■ **Directions for this task**: Search the entries below. Return every line that has "злокачественных" in it.
---
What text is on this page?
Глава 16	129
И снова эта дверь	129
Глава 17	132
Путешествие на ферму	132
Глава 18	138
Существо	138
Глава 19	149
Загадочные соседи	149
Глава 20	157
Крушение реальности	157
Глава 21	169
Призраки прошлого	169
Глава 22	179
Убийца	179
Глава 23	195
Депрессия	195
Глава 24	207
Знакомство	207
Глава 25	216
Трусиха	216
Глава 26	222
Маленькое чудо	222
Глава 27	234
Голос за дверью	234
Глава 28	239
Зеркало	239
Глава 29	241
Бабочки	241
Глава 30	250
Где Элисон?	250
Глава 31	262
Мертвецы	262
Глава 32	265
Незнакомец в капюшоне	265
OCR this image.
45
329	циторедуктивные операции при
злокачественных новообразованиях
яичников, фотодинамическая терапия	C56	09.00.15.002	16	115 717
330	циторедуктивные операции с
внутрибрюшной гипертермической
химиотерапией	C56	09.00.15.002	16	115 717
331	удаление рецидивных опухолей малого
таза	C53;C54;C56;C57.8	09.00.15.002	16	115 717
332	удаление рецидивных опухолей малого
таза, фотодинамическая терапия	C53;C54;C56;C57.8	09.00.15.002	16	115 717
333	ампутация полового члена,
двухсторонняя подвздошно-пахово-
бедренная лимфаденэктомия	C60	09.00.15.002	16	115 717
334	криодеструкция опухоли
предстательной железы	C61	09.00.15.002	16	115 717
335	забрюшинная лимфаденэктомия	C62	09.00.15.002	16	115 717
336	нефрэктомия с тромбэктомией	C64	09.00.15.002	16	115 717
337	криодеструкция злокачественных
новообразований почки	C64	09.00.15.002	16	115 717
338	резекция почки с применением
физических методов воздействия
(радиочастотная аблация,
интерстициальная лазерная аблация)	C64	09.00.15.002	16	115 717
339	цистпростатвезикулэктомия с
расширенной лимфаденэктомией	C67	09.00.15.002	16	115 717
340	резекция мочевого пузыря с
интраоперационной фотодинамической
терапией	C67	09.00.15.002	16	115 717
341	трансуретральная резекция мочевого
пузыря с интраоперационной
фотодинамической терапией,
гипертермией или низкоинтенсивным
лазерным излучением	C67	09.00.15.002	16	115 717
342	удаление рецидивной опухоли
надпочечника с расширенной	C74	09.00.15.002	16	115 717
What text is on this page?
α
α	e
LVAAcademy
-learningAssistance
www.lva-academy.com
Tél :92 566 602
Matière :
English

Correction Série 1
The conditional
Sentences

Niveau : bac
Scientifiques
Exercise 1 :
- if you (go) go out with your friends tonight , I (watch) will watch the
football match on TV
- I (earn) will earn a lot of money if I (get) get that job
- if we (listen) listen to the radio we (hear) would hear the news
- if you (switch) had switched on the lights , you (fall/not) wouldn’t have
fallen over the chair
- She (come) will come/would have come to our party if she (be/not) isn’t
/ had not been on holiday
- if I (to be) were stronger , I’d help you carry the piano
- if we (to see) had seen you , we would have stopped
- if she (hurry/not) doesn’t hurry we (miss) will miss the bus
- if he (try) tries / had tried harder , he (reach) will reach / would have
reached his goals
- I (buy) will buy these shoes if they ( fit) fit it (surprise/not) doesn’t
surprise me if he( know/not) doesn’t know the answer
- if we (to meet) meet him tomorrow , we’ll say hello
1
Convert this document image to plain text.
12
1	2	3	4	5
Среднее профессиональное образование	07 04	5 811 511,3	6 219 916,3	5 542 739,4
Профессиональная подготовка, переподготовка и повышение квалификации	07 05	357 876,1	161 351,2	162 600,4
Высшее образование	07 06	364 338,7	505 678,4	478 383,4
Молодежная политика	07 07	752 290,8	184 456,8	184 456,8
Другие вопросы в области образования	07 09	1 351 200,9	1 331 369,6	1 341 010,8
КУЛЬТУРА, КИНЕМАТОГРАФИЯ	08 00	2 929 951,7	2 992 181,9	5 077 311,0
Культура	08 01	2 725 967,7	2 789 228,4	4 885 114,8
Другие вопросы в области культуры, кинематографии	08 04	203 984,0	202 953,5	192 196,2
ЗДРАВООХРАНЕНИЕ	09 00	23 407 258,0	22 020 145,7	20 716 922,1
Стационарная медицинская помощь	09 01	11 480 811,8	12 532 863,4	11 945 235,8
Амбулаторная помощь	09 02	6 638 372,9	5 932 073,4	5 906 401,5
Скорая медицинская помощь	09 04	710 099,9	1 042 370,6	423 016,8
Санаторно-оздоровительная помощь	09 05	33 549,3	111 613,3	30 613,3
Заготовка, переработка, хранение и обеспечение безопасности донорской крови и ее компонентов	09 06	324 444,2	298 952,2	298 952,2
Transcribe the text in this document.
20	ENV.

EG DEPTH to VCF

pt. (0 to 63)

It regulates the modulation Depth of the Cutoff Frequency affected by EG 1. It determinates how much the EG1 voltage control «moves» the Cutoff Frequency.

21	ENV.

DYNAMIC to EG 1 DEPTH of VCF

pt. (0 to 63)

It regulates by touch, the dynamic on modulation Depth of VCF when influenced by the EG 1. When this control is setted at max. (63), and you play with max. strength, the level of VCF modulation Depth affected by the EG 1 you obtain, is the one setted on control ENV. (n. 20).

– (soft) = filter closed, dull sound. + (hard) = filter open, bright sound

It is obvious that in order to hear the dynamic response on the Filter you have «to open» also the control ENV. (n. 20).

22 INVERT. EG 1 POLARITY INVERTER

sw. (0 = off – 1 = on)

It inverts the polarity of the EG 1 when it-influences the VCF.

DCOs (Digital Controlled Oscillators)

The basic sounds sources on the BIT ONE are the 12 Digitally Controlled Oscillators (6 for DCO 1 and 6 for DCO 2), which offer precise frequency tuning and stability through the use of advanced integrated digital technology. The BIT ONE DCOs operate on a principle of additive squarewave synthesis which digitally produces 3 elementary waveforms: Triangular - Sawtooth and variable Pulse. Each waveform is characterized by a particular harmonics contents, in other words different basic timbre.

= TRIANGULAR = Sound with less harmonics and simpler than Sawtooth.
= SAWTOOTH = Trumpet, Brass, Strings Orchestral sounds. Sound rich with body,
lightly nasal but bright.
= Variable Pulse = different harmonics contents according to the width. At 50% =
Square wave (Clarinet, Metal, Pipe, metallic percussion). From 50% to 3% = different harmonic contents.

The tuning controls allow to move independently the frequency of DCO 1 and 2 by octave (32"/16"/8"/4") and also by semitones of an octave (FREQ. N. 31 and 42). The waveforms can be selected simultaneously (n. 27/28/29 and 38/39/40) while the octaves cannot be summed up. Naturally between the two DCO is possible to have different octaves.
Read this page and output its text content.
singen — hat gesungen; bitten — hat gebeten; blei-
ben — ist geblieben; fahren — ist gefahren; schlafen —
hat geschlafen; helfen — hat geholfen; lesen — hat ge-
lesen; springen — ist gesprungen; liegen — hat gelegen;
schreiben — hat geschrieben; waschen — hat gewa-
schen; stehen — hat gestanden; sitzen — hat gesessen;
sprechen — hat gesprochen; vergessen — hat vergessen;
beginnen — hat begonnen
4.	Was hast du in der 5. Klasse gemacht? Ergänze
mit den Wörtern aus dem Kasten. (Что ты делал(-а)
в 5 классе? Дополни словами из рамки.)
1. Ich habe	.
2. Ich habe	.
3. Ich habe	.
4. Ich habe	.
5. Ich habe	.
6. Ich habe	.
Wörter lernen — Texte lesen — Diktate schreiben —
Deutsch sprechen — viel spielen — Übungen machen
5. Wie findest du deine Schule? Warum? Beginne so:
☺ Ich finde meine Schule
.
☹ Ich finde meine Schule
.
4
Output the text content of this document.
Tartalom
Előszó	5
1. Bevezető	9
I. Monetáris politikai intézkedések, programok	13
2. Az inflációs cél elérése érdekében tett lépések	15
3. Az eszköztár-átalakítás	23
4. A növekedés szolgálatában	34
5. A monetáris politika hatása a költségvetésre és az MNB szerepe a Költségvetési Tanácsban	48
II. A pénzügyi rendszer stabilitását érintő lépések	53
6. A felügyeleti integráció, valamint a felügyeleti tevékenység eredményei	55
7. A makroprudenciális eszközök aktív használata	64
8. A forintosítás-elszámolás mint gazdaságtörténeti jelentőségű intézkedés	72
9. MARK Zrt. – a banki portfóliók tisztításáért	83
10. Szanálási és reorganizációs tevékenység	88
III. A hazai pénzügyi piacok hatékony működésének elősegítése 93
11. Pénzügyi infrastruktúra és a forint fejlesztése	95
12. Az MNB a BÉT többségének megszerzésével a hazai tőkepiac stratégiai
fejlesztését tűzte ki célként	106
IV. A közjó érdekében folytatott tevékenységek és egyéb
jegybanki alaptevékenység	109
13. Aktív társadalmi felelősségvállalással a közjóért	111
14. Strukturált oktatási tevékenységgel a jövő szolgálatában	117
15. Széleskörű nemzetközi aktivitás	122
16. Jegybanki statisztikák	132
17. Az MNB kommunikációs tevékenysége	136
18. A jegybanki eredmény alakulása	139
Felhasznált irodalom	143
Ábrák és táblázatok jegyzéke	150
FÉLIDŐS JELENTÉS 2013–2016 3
---
■ **Right answer**:
злокачественных новообразованиях
337	криодеструкция злокачественных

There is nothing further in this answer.